# SET EXERCISE
Show each line of the data below that has the string "YRITYS" in it.

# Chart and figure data
-=-=-
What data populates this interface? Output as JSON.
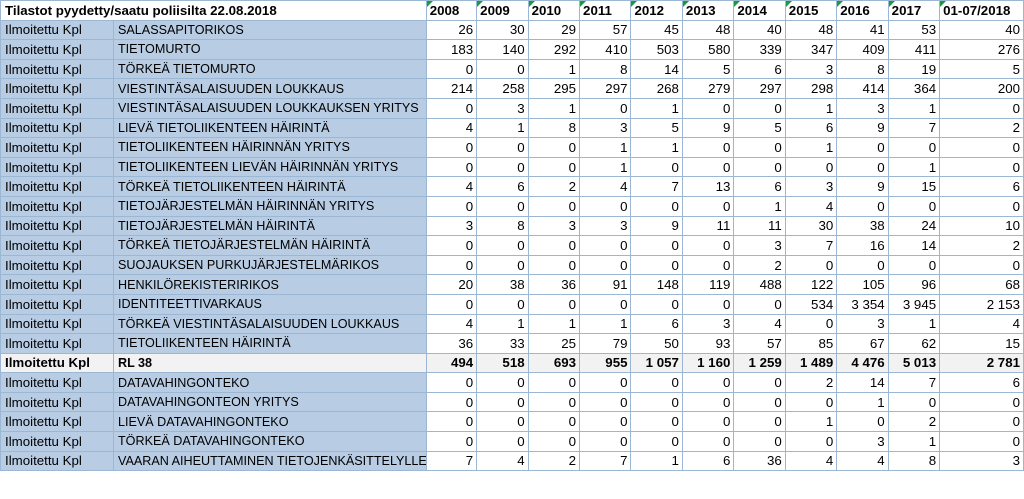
{
  "header": {
    "title": "Tilastot pyydetty/saatu poliisilta 22.08.2018",
    "years": [
      "2008",
      "2009",
      "2010",
      "2011",
      "2012",
      "2013",
      "2014",
      "2015",
      "2016",
      "2017",
      "01-07/2018"
    ]
  },
  "rows": [
    {
      "a": "Ilmoitettu Kpl",
      "b": "SALASSAPITORIKOS",
      "v": [
        "26",
        "30",
        "29",
        "57",
        "45",
        "48",
        "40",
        "48",
        "41",
        "53",
        "40"
      ]
    },
    {
      "a": "Ilmoitettu Kpl",
      "b": "TIETOMURTO",
      "v": [
        "183",
        "140",
        "292",
        "410",
        "503",
        "580",
        "339",
        "347",
        "409",
        "411",
        "276"
      ]
    },
    {
      "a": "Ilmoitettu Kpl",
      "b": "TÖRKEÄ TIETOMURTO",
      "v": [
        "0",
        "0",
        "1",
        "8",
        "14",
        "5",
        "6",
        "3",
        "8",
        "19",
        "5"
      ]
    },
    {
      "a": "Ilmoitettu Kpl",
      "b": "VIESTINTÄSALAISUUDEN LOUKKAUS",
      "v": [
        "214",
        "258",
        "295",
        "297",
        "268",
        "279",
        "297",
        "298",
        "414",
        "364",
        "200"
      ]
    },
    {
      "a": "Ilmoitettu Kpl",
      "b": "VIESTINTÄSALAISUUDEN LOUKKAUKSEN YRITYS",
      "v": [
        "0",
        "3",
        "1",
        "0",
        "1",
        "0",
        "0",
        "1",
        "3",
        "1",
        "0"
      ]
    },
    {
      "a": "Ilmoitettu Kpl",
      "b": "LIEVÄ TIETOLIIKENTEEN HÄIRINTÄ",
      "v": [
        "4",
        "1",
        "8",
        "3",
        "5",
        "9",
        "5",
        "6",
        "9",
        "7",
        "2"
      ]
    },
    {
      "a": "Ilmoitettu Kpl",
      "b": "TIETOLIIKENTEEN HÄIRINNÄN YRITYS",
      "v": [
        "0",
        "0",
        "0",
        "1",
        "1",
        "0",
        "0",
        "1",
        "0",
        "0",
        "0"
      ]
    },
    {
      "a": "Ilmoitettu Kpl",
      "b": "TIETOLIIKENTEEN LIEVÄN HÄIRINNÄN YRITYS",
      "v": [
        "0",
        "0",
        "0",
        "1",
        "0",
        "0",
        "0",
        "0",
        "0",
        "1",
        "0"
      ]
    },
    {
      "a": "Ilmoitettu Kpl",
      "b": "TÖRKEÄ TIETOLIIKENTEEN HÄIRINTÄ",
      "v": [
        "4",
        "6",
        "2",
        "4",
        "7",
        "13",
        "6",
        "3",
        "9",
        "15",
        "6"
      ]
    },
    {
      "a": "Ilmoitettu Kpl",
      "b": "TIETOJÄRJESTELMÄN HÄIRINNÄN YRITYS",
      "v": [
        "0",
        "0",
        "0",
        "0",
        "0",
        "0",
        "1",
        "4",
        "0",
        "0",
        "0"
      ]
    },
    {
      "a": "Ilmoitettu Kpl",
      "b": "TIETOJÄRJESTELMÄN HÄIRINTÄ",
      "v": [
        "3",
        "8",
        "3",
        "3",
        "9",
        "11",
        "11",
        "30",
        "38",
        "24",
        "10"
      ]
    },
    {
      "a": "Ilmoitettu Kpl",
      "b": "TÖRKEÄ TIETOJÄRJESTELMÄN HÄIRINTÄ",
      "v": [
        "0",
        "0",
        "0",
        "0",
        "0",
        "0",
        "3",
        "7",
        "16",
        "14",
        "2"
      ]
    },
    {
      "a": "Ilmoitettu Kpl",
      "b": "SUOJAUKSEN PURKUJÄRJESTELMÄRIKOS",
      "v": [
        "0",
        "0",
        "0",
        "0",
        "0",
        "0",
        "2",
        "0",
        "0",
        "0",
        "0"
      ]
    },
    {
      "a": "Ilmoitettu Kpl",
      "b": "HENKILÖREKISTERIRIKOS",
      "v": [
        "20",
        "38",
        "36",
        "91",
        "148",
        "119",
        "488",
        "122",
        "105",
        "96",
        "68"
      ]
    },
    {
      "a": "Ilmoitettu Kpl",
      "b": "IDENTITEETTIVARKAUS",
      "v": [
        "0",
        "0",
        "0",
        "0",
        "0",
        "0",
        "0",
        "534",
        "3 354",
        "3 945",
        "2 153"
      ]
    },
    {
      "a": "Ilmoitettu Kpl",
      "b": "TÖRKEÄ VIESTINTÄSALAISUUDEN LOUKKAUS",
      "v": [
        "4",
        "1",
        "1",
        "1",
        "6",
        "3",
        "4",
        "0",
        "3",
        "1",
        "4"
      ]
    },
    {
      "a": "Ilmoitettu Kpl",
      "b": "TIETOLIIKENTEEN HÄIRINTÄ",
      "v": [
        "36",
        "33",
        "25",
        "79",
        "50",
        "93",
        "57",
        "85",
        "67",
        "62",
        "15"
      ]
    },
    {
      "a": "Ilmoitettu Kpl",
      "b": "RL 38",
      "v": [
        "494",
        "518",
        "693",
        "955",
        "1 057",
        "1 160",
        "1 259",
        "1 489",
        "4 476",
        "5 013",
        "2 781"
      ],
      "total": true
    },
    {
      "a": "Ilmoitettu Kpl",
      "b": "DATAVAHINGONTEKO",
      "v": [
        "0",
        "0",
        "0",
        "0",
        "0",
        "0",
        "0",
        "2",
        "14",
        "7",
        "6"
      ]
    },
    {
      "a": "Ilmoitettu Kpl",
      "b": "DATAVAHINGONTEON YRITYS",
      "v": [
        "0",
        "0",
        "0",
        "0",
        "0",
        "0",
        "0",
        "0",
        "1",
        "0",
        "0"
      ]
    },
    {
      "a": "Ilmoitettu Kpl",
      "b": "LIEVÄ DATAVAHINGONTEKO",
      "v": [
        "0",
        "0",
        "0",
        "0",
        "0",
        "0",
        "0",
        "1",
        "0",
        "2",
        "0"
      ]
    },
    {
      "a": "Ilmoitettu Kpl",
      "b": "TÖRKEÄ DATAVAHINGONTEKO",
      "v": [
        "0",
        "0",
        "0",
        "0",
        "0",
        "0",
        "0",
        "0",
        "3",
        "1",
        "0"
      ]
    },
    {
      "a": "Ilmoitettu Kpl",
      "b": "VAARAN AIHEUTTAMINEN TIETOJENKÄSITTELYLLE",
      "v": [
        "7",
        "4",
        "2",
        "7",
        "1",
        "6",
        "36",
        "4",
        "4",
        "8",
        "3"
      ]
    }
  ],
  "colors": {
    "label_fill": "#b8cce4",
    "grid": "#9bb7d4",
    "total_fill": "#f2f2f2",
    "corner_mark": "#1a9a3e"
  }
}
-=-=-
# ANSWER TO THE TASK
      "b": "VIESTINTÄSALAISUUDEN LOUKKAUKSEN YRITYS",
      "b": "TIETOLIIKENTEEN HÄIRINNÄN YRITYS",
      "b": "TIETOLIIKENTEEN LIEVÄN HÄIRINNÄN YRITYS",
      "b": "TIETOJÄRJESTELMÄN HÄIRINNÄN YRITYS",
      "b": "DATAVAHINGONTEON YRITYS",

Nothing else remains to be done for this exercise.